Set task:
Your output is the line containing "Give me the" plus all lines after it to the end of the records, reproduced exactly, with nothing else.

[Figure record extracts]

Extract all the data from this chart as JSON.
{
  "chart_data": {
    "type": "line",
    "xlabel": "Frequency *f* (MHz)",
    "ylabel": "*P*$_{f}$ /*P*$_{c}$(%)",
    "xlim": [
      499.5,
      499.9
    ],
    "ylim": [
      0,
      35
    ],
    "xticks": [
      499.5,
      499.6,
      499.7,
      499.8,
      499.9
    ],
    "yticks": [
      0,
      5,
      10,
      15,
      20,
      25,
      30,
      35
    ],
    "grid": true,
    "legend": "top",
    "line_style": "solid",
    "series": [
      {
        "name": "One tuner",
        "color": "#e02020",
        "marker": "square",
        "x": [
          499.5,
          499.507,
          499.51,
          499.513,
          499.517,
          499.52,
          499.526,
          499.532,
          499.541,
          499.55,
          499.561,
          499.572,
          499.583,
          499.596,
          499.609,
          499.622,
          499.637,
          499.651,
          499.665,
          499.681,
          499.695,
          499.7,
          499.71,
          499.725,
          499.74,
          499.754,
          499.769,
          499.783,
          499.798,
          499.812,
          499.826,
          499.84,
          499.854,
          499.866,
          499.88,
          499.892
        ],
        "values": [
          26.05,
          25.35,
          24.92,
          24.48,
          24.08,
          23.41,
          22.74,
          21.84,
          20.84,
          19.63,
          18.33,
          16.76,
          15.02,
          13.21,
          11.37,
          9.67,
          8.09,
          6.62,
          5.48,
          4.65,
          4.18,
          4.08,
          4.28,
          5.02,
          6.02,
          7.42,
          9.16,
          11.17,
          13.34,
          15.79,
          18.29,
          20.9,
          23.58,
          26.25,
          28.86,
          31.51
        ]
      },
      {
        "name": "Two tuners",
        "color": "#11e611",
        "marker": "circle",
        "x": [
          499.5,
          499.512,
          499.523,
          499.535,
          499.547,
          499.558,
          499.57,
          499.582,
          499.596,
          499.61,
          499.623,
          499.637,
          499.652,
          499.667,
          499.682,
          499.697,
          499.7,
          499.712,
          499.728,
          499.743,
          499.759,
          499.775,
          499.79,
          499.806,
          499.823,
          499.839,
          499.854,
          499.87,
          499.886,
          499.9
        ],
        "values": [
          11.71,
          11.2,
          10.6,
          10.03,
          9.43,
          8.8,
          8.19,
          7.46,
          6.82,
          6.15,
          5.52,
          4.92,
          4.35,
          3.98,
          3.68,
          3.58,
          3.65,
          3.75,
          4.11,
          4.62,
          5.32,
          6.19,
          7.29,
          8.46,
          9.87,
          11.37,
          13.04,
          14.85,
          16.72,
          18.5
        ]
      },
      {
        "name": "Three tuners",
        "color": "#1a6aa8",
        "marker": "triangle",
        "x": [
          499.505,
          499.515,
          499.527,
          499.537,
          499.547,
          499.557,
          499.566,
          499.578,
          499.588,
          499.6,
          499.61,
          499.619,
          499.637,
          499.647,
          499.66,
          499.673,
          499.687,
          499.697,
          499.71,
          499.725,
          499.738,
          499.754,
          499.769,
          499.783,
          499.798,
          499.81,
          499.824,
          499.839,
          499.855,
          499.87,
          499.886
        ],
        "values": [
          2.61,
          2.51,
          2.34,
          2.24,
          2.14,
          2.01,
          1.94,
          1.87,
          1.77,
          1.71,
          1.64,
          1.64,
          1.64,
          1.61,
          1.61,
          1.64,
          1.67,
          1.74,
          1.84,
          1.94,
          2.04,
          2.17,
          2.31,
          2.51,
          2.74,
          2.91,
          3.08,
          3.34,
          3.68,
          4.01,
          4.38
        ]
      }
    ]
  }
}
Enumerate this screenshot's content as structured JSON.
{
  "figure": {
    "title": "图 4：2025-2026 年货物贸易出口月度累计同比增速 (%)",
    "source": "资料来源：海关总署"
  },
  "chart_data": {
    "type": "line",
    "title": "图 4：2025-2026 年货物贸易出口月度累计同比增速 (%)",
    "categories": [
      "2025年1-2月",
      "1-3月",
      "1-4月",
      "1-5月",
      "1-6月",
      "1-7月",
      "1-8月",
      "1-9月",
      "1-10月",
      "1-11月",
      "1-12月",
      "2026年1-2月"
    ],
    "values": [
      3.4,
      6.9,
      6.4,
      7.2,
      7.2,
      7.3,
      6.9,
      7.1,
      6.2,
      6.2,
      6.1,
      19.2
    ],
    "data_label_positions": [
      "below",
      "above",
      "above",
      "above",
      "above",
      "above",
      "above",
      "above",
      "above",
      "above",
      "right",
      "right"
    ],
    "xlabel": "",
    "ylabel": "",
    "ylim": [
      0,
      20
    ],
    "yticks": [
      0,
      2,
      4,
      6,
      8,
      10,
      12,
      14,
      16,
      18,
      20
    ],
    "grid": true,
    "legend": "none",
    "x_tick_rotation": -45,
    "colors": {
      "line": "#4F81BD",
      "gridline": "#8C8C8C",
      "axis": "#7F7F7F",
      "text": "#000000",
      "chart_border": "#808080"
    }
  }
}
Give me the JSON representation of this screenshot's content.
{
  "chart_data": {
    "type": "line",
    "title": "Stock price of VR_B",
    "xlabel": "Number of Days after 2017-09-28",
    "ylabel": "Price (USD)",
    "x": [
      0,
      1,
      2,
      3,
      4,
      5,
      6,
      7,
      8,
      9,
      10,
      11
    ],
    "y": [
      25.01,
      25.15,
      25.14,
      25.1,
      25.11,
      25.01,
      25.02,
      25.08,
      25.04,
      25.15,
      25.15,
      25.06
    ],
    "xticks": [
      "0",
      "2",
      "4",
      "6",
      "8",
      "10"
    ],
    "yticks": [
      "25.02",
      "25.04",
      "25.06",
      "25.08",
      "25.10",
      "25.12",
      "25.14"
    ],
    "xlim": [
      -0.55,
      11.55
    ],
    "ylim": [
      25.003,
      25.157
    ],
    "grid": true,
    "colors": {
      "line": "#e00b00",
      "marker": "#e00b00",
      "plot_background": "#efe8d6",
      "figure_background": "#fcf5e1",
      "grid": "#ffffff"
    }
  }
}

Result:
Give me the JSON representation of this screenshot's content.
{
  "chart_data": {
    "type": "line",
    "title": "Stock price of VR_B",
    "xlabel": "Number of Days after 2017-09-28",
    "ylabel": "Price (USD)",
    "x": [
      0,
      1,
      2,
      3,
      4,
      5,
      6,
      7,
      8,
      9,
      10,
      11
    ],
    "y": [
      25.01,
      25.15,
      25.14,
      25.1,
      25.11,
      25.01,
      25.02,
      25.08,
      25.04,
      25.15,
      25.15,
      25.06
    ],
    "xticks": [
      "0",
      "2",
      "4",
      "6",
      "8",
      "10"
    ],
    "yticks": [
      "25.02",
      "25.04",
      "25.06",
      "25.08",
      "25.10",
      "25.12",
      "25.14"
    ],
    "xlim": [
      -0.55,
      11.55
    ],
    "ylim": [
      25.003,
      25.157
    ],
    "grid": true,
    "colors": {
      "line": "#e00b00",
      "marker": "#e00b00",
      "plot_background": "#efe8d6",
      "figure_background": "#fcf5e1",
      "grid": "#ffffff"
    }
  }
}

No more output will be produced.